=== Task objective ===
Rewrite each of the items below as a JSON list of strings, with one string per line and any blank lines left out.

=== Dataset ===
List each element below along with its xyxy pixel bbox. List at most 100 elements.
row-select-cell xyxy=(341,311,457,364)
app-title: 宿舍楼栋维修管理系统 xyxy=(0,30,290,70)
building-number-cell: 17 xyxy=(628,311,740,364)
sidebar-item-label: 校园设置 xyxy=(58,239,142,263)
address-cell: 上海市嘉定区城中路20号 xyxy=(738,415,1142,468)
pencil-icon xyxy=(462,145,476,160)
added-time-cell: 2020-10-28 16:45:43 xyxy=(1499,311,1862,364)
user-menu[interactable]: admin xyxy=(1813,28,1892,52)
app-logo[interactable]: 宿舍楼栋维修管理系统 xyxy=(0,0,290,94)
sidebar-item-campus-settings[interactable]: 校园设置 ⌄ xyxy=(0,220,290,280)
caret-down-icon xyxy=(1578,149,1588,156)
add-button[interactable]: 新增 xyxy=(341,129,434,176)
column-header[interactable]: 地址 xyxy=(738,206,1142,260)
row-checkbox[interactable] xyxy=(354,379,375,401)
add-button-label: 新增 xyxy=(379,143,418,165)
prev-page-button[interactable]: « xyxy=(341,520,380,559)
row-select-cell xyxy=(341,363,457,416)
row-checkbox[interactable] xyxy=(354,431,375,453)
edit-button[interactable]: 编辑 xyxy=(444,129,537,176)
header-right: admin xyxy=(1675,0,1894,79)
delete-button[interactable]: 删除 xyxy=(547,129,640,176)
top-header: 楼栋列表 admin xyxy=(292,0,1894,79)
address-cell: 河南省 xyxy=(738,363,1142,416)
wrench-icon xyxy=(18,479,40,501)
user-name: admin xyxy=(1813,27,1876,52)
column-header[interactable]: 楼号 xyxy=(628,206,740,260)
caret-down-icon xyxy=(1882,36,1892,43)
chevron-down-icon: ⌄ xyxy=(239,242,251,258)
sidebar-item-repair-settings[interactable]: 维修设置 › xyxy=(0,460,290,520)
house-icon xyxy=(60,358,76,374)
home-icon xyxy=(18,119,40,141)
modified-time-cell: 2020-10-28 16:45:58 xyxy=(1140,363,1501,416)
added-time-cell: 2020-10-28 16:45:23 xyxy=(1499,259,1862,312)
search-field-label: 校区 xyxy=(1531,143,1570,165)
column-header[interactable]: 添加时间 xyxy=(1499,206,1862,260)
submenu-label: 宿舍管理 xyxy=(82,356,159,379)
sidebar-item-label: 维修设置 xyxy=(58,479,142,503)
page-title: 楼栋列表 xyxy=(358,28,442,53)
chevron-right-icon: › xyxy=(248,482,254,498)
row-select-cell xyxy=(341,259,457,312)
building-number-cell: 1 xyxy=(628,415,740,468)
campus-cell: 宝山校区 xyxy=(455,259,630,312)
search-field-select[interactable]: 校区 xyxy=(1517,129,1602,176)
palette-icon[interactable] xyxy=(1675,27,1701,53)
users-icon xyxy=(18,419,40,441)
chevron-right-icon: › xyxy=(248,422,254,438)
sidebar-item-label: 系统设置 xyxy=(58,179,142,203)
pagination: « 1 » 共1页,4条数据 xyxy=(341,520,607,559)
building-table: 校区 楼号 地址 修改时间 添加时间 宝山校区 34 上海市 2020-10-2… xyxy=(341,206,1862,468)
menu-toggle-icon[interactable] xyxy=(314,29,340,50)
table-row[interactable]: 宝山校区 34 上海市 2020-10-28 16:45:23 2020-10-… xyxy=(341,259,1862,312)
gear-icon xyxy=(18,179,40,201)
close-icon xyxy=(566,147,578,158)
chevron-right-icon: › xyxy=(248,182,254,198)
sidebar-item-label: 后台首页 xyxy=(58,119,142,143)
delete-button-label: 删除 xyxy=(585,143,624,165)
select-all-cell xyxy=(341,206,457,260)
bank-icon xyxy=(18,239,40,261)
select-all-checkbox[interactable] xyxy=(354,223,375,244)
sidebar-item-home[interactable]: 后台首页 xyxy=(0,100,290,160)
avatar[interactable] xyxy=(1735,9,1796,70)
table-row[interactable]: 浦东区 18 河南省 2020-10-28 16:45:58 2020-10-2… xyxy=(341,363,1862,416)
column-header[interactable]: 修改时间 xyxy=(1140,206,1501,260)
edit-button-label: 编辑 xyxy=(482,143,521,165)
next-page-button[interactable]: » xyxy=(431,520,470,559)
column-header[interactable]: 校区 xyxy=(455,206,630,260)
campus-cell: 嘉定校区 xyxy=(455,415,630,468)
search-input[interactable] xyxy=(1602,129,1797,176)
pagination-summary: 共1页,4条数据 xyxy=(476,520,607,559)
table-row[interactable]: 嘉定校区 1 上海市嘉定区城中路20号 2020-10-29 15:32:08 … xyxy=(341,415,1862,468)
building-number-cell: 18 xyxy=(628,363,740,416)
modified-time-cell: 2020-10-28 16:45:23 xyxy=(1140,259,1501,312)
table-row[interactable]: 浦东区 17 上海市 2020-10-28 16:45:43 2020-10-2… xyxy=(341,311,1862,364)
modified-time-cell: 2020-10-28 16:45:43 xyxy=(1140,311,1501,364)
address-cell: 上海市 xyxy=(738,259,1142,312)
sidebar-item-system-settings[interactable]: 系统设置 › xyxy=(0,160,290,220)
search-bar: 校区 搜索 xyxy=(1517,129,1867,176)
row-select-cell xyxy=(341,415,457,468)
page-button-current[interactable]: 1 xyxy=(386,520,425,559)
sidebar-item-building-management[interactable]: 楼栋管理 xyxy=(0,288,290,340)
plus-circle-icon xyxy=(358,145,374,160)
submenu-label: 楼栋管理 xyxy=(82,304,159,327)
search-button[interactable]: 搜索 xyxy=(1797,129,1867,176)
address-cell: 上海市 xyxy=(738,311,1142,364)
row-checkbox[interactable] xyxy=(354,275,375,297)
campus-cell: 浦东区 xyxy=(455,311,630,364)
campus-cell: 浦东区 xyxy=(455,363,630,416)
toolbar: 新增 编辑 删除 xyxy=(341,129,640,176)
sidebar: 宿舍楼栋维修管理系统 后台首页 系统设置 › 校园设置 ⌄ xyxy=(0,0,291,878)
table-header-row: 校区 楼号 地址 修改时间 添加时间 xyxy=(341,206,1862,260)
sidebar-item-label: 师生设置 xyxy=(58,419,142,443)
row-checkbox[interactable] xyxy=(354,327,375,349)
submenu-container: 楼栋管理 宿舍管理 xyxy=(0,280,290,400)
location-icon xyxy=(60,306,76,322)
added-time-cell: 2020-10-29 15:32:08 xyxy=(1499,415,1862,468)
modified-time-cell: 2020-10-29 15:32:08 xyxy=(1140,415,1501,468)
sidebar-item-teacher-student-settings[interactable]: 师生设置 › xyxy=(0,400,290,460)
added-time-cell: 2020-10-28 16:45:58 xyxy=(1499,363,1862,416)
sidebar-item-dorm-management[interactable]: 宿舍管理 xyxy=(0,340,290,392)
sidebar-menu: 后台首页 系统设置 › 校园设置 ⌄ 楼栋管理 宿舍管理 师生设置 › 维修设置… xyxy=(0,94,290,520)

=== Task result ===
[
  "List each element below along with its xyxy pixel bbox. List at most 100 elements.",
  "row-select-cell xyxy=(341,311,457,364)",
  "app-title: 宿舍楼栋维修管理系统 xyxy=(0,30,290,70)",
  "building-number-cell: 17 xyxy=(628,311,740,364)",
  "sidebar-item-label: 校园设置 xyxy=(58,239,142,263)",
  "address-cell: 上海市嘉定区城中路20号 xyxy=(738,415,1142,468)",
  "pencil-icon xyxy=(462,145,476,160)",
  "added-time-cell: 2020-10-28 16:45:43 xyxy=(1499,311,1862,364)",
  "user-menu[interactable]: admin xyxy=(1813,28,1892,52)",
  "app-logo[interactable]: 宿舍楼栋维修管理系统 xyxy=(0,0,290,94)",
  "sidebar-item-campus-settings[interactable]: 校园设置 ⌄ xyxy=(0,220,290,280)",
  "caret-down-icon xyxy=(1578,149,1588,156)",
  "add-button[interactable]: 新增 xyxy=(341,129,434,176)",
  "column-header[interactable]: 地址 xyxy=(738,206,1142,260)",
  "row-checkbox[interactable] xyxy=(354,379,375,401)",
  "add-button-label: 新增 xyxy=(379,143,418,165)",
  "prev-page-button[interactable]: « xyxy=(341,520,380,559)",
  "row-select-cell xyxy=(341,363,457,416)",
  "row-checkbox[interactable] xyxy=(354,431,375,453)",
  "edit-button[interactable]: 编辑 xyxy=(444,129,537,176)",
  "header-right: admin xyxy=(1675,0,1894,79)",
  "delete-button[interactable]: 删除 xyxy=(547,129,640,176)",
  "top-header: 楼栋列表 admin xyxy=(292,0,1894,79)",
  "address-cell: 河南省 xyxy=(738,363,1142,416)",
  "wrench-icon xyxy=(18,479,40,501)",
  "user-name: admin xyxy=(1813,27,1876,52)",
  "column-header[interactable]: 楼号 xyxy=(628,206,740,260)",
  "caret-down-icon xyxy=(1882,36,1892,43)",
  "chevron-down-icon: ⌄ xyxy=(239,242,251,258)",
  "sidebar-item-repair-settings[interactable]: 维修设置 › xyxy=(0,460,290,520)",
  "house-icon xyxy=(60,358,76,374)",
  "home-icon xyxy=(18,119,40,141)",
  "modified-time-cell: 2020-10-28 16:45:58 xyxy=(1140,363,1501,416)",
  "added-time-cell: 2020-10-28 16:45:23 xyxy=(1499,259,1862,312)",
  "search-field-label: 校区 xyxy=(1531,143,1570,165)",
  "column-header[interactable]: 添加时间 xyxy=(1499,206,1862,260)",
  "submenu-label: 宿舍管理 xyxy=(82,356,159,379)",
  "sidebar-item-label: 维修设置 xyxy=(58,479,142,503)",
  "page-title: 楼栋列表 xyxy=(358,28,442,53)",
  "chevron-right-icon: › xyxy=(248,482,254,498)",
  "row-select-cell xyxy=(341,259,457,312)",
  "building-number-cell: 1 xyxy=(628,415,740,468)",
  "campus-cell: 宝山校区 xyxy=(455,259,630,312)",
  "search-field-select[interactable]: 校区 xyxy=(1517,129,1602,176)",
  "palette-icon[interactable] xyxy=(1675,27,1701,53)",
  "users-icon xyxy=(18,419,40,441)",
  "chevron-right-icon: › xyxy=(248,422,254,438)",
  "sidebar-item-label: 系统设置 xyxy=(58,179,142,203)",
  "pagination: « 1 » 共1页,4条数据 xyxy=(341,520,607,559)",
  "building-table: 校区 楼号 地址 修改时间 添加时间 宝山校区 34 上海市 2020-10-2… xyxy=(341,206,1862,468)",
  "menu-toggle-icon[interactable] xyxy=(314,29,340,50)",
  "table-row[interactable]: 宝山校区 34 上海市 2020-10-28 16:45:23 2020-10-… xyxy=(341,259,1862,312)",
  "gear-icon xyxy=(18,179,40,201)",
  "close-icon xyxy=(566,147,578,158)",
  "chevron-right-icon: › xyxy=(248,182,254,198)",
  "sidebar-item-label: 后台首页 xyxy=(58,119,142,143)",
  "delete-button-label: 删除 xyxy=(585,143,624,165)",
  "select-all-cell xyxy=(341,206,457,260)",
  "bank-icon xyxy=(18,239,40,261)",
  "select-all-checkbox[interactable] xyxy=(354,223,375,244)",
  "sidebar-item-home[interactable]: 后台首页 xyxy=(0,100,290,160)",
  "avatar[interactable] xyxy=(1735,9,1796,70)",
  "table-row[interactable]: 浦东区 18 河南省 2020-10-28 16:45:58 2020-10-2… xyxy=(341,363,1862,416)",
  "column-header[interactable]: 修改时间 xyxy=(1140,206,1501,260)",
  "edit-button-label: 编辑 xyxy=(482,143,521,165)",
  "next-page-button[interactable]: » xyxy=(431,520,470,559)",
  "column-header[interactable]: 校区 xyxy=(455,206,630,260)",
  "campus-cell: 嘉定校区 xyxy=(455,415,630,468)",
  "search-input[interactable] xyxy=(1602,129,1797,176)",
  "pagination-summary: 共1页,4条数据 xyxy=(476,520,607,559)",
  "table-row[interactable]: 嘉定校区 1 上海市嘉定区城中路20号 2020-10-29 15:32:08 … xyxy=(341,415,1862,468)",
  "building-number-cell: 18 xyxy=(628,363,740,416)",
  "modified-time-cell: 2020-10-28 16:45:23 xyxy=(1140,259,1501,312)",
  "table-row[interactable]: 浦东区 17 上海市 2020-10-28 16:45:43 2020-10-2… xyxy=(341,311,1862,364)",
  "modified-time-cell: 2020-10-28 16:45:43 xyxy=(1140,311,1501,364)",
  "address-cell: 上海市 xyxy=(738,259,1142,312)",
  "sidebar-item-system-settings[interactable]: 系统设置 › xyxy=(0,160,290,220)",
  "search-bar: 校区 搜索 xyxy=(1517,129,1867,176)",
  "row-select-cell xyxy=(341,415,457,468)",
  "page-button-current[interactable]: 1 xyxy=(386,520,425,559)",
  "sidebar-item-building-management[interactable]: 楼栋管理 xyxy=(0,288,290,340)",
  "plus-circle-icon xyxy=(358,145,374,160)",
  "submenu-label: 楼栋管理 xyxy=(82,304,159,327)",
  "search-button[interactable]: 搜索 xyxy=(1797,129,1867,176)",
  "address-cell: 上海市 xyxy=(738,311,1142,364)",
  "row-checkbox[interactable] xyxy=(354,275,375,297)",
  "campus-cell: 浦东区 xyxy=(455,311,630,364)",
  "campus-cell: 浦东区 xyxy=(455,363,630,416)",
  "toolbar: 新增 编辑 删除 xyxy=(341,129,640,176)",
  "sidebar: 宿舍楼栋维修管理系统 后台首页 系统设置 › 校园设置 ⌄ xyxy=(0,0,291,878)",
  "table-header-row: 校区 楼号 地址 修改时间 添加时间 xyxy=(341,206,1862,260)",
  "sidebar-item-label: 师生设置 xyxy=(58,419,142,443)",
  "row-checkbox[interactable] xyxy=(354,327,375,349)",
  "submenu-container: 楼栋管理 宿舍管理 xyxy=(0,280,290,400)",
  "location-icon xyxy=(60,306,76,322)",
  "added-time-cell: 2020-10-29 15:32:08 xyxy=(1499,415,1862,468)",
  "modified-time-cell: 2020-10-29 15:32:08 xyxy=(1140,415,1501,468)",
  "sidebar-item-teacher-student-settings[interactable]: 师生设置 › xyxy=(0,400,290,460)",
  "added-time-cell: 2020-10-28 16:45:58 xyxy=(1499,363,1862,416)",
  "sidebar-item-dorm-management[interactable]: 宿舍管理 xyxy=(0,340,290,392)",
  "sidebar-menu: 后台首页 系统设置 › 校园设置 ⌄ 楼栋管理 宿舍管理 师生设置 › 维修设置… xyxy=(0,94,290,520)"
]